§ **Given problem**
From the data that follows, report how many lines hold the string "this", giving only the number.

§ **Data shown**
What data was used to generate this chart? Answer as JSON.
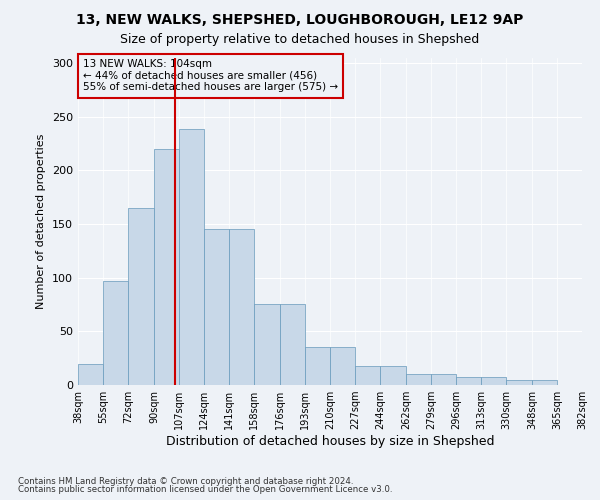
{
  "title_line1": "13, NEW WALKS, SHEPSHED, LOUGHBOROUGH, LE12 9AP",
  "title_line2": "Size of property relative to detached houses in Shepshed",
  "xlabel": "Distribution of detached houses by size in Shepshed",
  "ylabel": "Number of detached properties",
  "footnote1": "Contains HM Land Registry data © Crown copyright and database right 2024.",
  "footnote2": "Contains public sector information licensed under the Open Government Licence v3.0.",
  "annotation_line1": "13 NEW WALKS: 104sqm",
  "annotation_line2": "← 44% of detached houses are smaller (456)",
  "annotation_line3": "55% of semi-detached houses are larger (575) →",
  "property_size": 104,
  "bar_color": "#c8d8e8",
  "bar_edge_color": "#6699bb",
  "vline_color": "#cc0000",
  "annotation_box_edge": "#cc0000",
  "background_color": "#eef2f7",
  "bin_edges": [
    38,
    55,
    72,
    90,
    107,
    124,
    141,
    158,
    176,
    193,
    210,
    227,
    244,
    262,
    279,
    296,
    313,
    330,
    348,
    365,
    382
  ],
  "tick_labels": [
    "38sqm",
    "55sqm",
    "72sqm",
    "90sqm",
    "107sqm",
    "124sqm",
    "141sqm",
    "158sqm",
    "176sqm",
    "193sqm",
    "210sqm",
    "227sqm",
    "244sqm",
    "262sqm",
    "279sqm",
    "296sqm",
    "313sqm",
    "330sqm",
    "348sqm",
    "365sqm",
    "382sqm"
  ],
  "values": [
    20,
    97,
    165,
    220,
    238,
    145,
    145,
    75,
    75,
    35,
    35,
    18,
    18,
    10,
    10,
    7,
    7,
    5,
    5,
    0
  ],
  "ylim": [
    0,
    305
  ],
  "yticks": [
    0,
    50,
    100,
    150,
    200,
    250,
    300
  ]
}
* * *
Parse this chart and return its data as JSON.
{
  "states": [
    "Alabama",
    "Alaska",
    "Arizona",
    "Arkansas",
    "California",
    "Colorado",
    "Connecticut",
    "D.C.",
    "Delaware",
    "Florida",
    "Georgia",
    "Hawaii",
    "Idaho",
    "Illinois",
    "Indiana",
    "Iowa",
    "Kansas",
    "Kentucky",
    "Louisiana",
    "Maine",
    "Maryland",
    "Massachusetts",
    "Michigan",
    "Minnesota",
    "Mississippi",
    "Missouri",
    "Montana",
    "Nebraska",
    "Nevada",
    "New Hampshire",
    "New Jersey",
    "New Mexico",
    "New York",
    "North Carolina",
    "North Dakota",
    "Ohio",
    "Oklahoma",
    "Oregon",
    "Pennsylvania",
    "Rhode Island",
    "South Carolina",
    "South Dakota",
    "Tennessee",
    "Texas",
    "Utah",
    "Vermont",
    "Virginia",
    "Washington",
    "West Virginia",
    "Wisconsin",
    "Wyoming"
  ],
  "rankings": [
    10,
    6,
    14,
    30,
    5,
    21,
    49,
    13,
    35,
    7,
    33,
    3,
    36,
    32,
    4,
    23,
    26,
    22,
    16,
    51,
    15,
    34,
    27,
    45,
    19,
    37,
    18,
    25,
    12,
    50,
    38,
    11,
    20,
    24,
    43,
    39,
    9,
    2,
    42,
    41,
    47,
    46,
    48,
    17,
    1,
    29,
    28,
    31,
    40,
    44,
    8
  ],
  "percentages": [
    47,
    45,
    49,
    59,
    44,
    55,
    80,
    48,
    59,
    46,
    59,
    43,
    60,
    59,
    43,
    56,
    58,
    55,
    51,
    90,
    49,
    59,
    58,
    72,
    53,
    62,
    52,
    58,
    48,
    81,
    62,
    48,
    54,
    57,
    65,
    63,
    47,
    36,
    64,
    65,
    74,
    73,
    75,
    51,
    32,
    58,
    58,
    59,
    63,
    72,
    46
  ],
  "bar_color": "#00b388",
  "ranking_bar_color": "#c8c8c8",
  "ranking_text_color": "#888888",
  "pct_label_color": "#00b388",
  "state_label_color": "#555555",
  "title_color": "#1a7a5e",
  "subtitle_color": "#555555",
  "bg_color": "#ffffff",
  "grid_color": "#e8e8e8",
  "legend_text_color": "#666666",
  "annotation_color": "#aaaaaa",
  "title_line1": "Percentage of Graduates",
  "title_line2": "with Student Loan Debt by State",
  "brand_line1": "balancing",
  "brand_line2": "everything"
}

§ **Exercise solution**
2